● What you should do
Print the entries below again exactly as they stand, but skip any picture.

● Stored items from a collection
----
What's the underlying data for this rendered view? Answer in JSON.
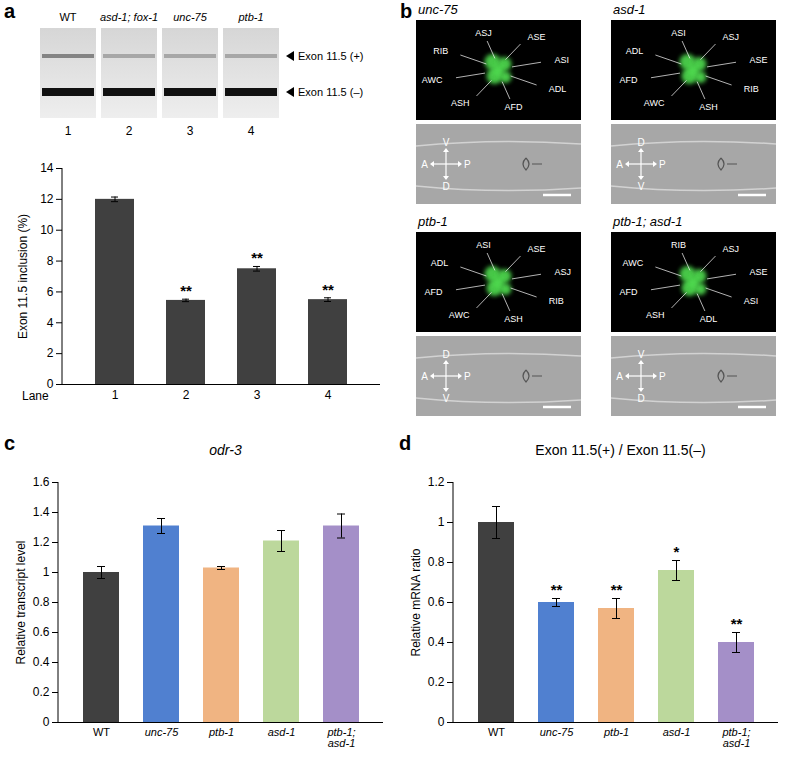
{
  "chart_data": [
    {
      "panel": "a",
      "type": "bar",
      "categories": [
        "1",
        "2",
        "3",
        "4"
      ],
      "values": [
        12.0,
        5.45,
        7.5,
        5.5
      ],
      "errors": [
        0.15,
        0.08,
        0.15,
        0.12
      ],
      "significance": [
        null,
        "**",
        "**",
        "**"
      ],
      "color": "#404040",
      "xlabel": "Lane",
      "ylabel": "Exon 11.5 inclusion (%)",
      "ylim": [
        0,
        14
      ],
      "yticks": [
        0,
        2,
        4,
        6,
        8,
        10,
        12,
        14
      ]
    },
    {
      "panel": "c",
      "type": "bar",
      "title": "odr-3",
      "categories": [
        "WT",
        "unc-75",
        "ptb-1",
        "asd-1",
        "ptb-1; asd-1"
      ],
      "values": [
        1.0,
        1.31,
        1.03,
        1.21,
        1.31
      ],
      "errors": [
        0.04,
        0.05,
        0.01,
        0.07,
        0.08
      ],
      "colors": [
        "#404040",
        "#5080d0",
        "#f0b482",
        "#bcd89c",
        "#a48fc8"
      ],
      "ylabel": "Relative transcript level",
      "ylim": [
        0,
        1.6
      ],
      "yticks": [
        0,
        0.2,
        0.4,
        0.6,
        0.8,
        1,
        1.2,
        1.4,
        1.6
      ]
    },
    {
      "panel": "d",
      "type": "bar",
      "title": "Exon 11.5(+) / Exon 11.5(–)",
      "categories": [
        "WT",
        "unc-75",
        "ptb-1",
        "asd-1",
        "ptb-1; asd-1"
      ],
      "values": [
        1.0,
        0.6,
        0.57,
        0.76,
        0.4
      ],
      "errors": [
        0.08,
        0.02,
        0.05,
        0.05,
        0.05
      ],
      "significance": [
        null,
        "**",
        "**",
        "*",
        "**"
      ],
      "colors": [
        "#404040",
        "#5080d0",
        "#f0b482",
        "#bcd89c",
        "#a48fc8"
      ],
      "ylabel": "Relative mRNA ratio",
      "ylim": [
        0,
        1.2
      ],
      "yticks": [
        0,
        0.2,
        0.4,
        0.6,
        0.8,
        1,
        1.2
      ]
    }
  ],
  "gel": {
    "lanes": [
      "WT",
      "asd-1; fox-1",
      "unc-75",
      "ptb-1"
    ],
    "lane_numbers": [
      "1",
      "2",
      "3",
      "4"
    ],
    "bands": [
      "Exon 11.5 (+)",
      "Exon 11.5 (–)"
    ]
  },
  "imaging": {
    "panel": "b",
    "images": [
      {
        "title": "unc-75",
        "neurons": [
          "RIB",
          "ASJ",
          "ASE",
          "ASI",
          "ADL",
          "AFD",
          "ASH",
          "AWC"
        ],
        "axes": {
          "left": "A",
          "right": "P",
          "top": "V",
          "bottom": "D"
        }
      },
      {
        "title": "asd-1",
        "neurons": [
          "ADL",
          "ASI",
          "ASJ",
          "ASE",
          "RIB",
          "ASH",
          "AWC",
          "AFD"
        ],
        "axes": {
          "left": "A",
          "right": "P",
          "top": "D",
          "bottom": "V"
        }
      },
      {
        "title": "ptb-1",
        "neurons": [
          "ADL",
          "ASI",
          "ASE",
          "ASJ",
          "RIB",
          "ASH",
          "AWC",
          "AFD"
        ],
        "axes": {
          "left": "A",
          "right": "P",
          "top": "D",
          "bottom": "V"
        }
      },
      {
        "title": "ptb-1; asd-1",
        "neurons": [
          "AWC",
          "RIB",
          "ASJ",
          "ASE",
          "ASI",
          "ADL",
          "ASH",
          "AFD"
        ],
        "axes": {
          "left": "A",
          "right": "P",
          "top": "V",
          "bottom": "D"
        }
      }
    ]
  }
}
----
● Worked solution
What's the underlying data for this rendered view? Answer in JSON.
{
  "chart_data": [
    {
      "panel": "a",
      "type": "bar",
      "categories": [
        "1",
        "2",
        "3",
        "4"
      ],
      "values": [
        12.0,
        5.45,
        7.5,
        5.5
      ],
      "errors": [
        0.15,
        0.08,
        0.15,
        0.12
      ],
      "significance": [
        null,
        "**",
        "**",
        "**"
      ],
      "color": "#404040",
      "xlabel": "Lane",
      "ylabel": "Exon 11.5 inclusion (%)",
      "ylim": [
        0,
        14
      ],
      "yticks": [
        0,
        2,
        4,
        6,
        8,
        10,
        12,
        14
      ]
    },
    {
      "panel": "c",
      "type": "bar",
      "title": "odr-3",
      "categories": [
        "WT",
        "unc-75",
        "ptb-1",
        "asd-1",
        "ptb-1; asd-1"
      ],
      "values": [
        1.0,
        1.31,
        1.03,
        1.21,
        1.31
      ],
      "errors": [
        0.04,
        0.05,
        0.01,
        0.07,
        0.08
      ],
      "colors": [
        "#404040",
        "#5080d0",
        "#f0b482",
        "#bcd89c",
        "#a48fc8"
      ],
      "ylabel": "Relative transcript level",
      "ylim": [
        0,
        1.6
      ],
      "yticks": [
        0,
        0.2,
        0.4,
        0.6,
        0.8,
        1,
        1.2,
        1.4,
        1.6
      ]
    },
    {
      "panel": "d",
      "type": "bar",
      "title": "Exon 11.5(+) / Exon 11.5(–)",
      "categories": [
        "WT",
        "unc-75",
        "ptb-1",
        "asd-1",
        "ptb-1; asd-1"
      ],
      "values": [
        1.0,
        0.6,
        0.57,
        0.76,
        0.4
      ],
      "errors": [
        0.08,
        0.02,
        0.05,
        0.05,
        0.05
      ],
      "significance": [
        null,
        "**",
        "**",
        "*",
        "**"
      ],
      "colors": [
        "#404040",
        "#5080d0",
        "#f0b482",
        "#bcd89c",
        "#a48fc8"
      ],
      "ylabel": "Relative mRNA ratio",
      "ylim": [
        0,
        1.2
      ],
      "yticks": [
        0,
        0.2,
        0.4,
        0.6,
        0.8,
        1,
        1.2
      ]
    }
  ],
  "gel": {
    "lanes": [
      "WT",
      "asd-1; fox-1",
      "unc-75",
      "ptb-1"
    ],
    "lane_numbers": [
      "1",
      "2",
      "3",
      "4"
    ],
    "bands": [
      "Exon 11.5 (+)",
      "Exon 11.5 (–)"
    ]
  },
  "imaging": {
    "panel": "b",
    "images": [
      {
        "title": "unc-75",
        "neurons": [
          "RIB",
          "ASJ",
          "ASE",
          "ASI",
          "ADL",
          "AFD",
          "ASH",
          "AWC"
        ],
        "axes": {
          "left": "A",
          "right": "P",
          "top": "V",
          "bottom": "D"
        }
      },
      {
        "title": "asd-1",
        "neurons": [
          "ADL",
          "ASI",
          "ASJ",
          "ASE",
          "RIB",
          "ASH",
          "AWC",
          "AFD"
        ],
        "axes": {
          "left": "A",
          "right": "P",
          "top": "D",
          "bottom": "V"
        }
      },
      {
        "title": "ptb-1",
        "neurons": [
          "ADL",
          "ASI",
          "ASE",
          "ASJ",
          "RIB",
          "ASH",
          "AWC",
          "AFD"
        ],
        "axes": {
          "left": "A",
          "right": "P",
          "top": "D",
          "bottom": "V"
        }
      },
      {
        "title": "ptb-1; asd-1",
        "neurons": [
          "AWC",
          "RIB",
          "ASJ",
          "ASE",
          "ASI",
          "ADL",
          "ASH",
          "AFD"
        ],
        "axes": {
          "left": "A",
          "right": "P",
          "top": "V",
          "bottom": "D"
        }
      }
    ]
  }
}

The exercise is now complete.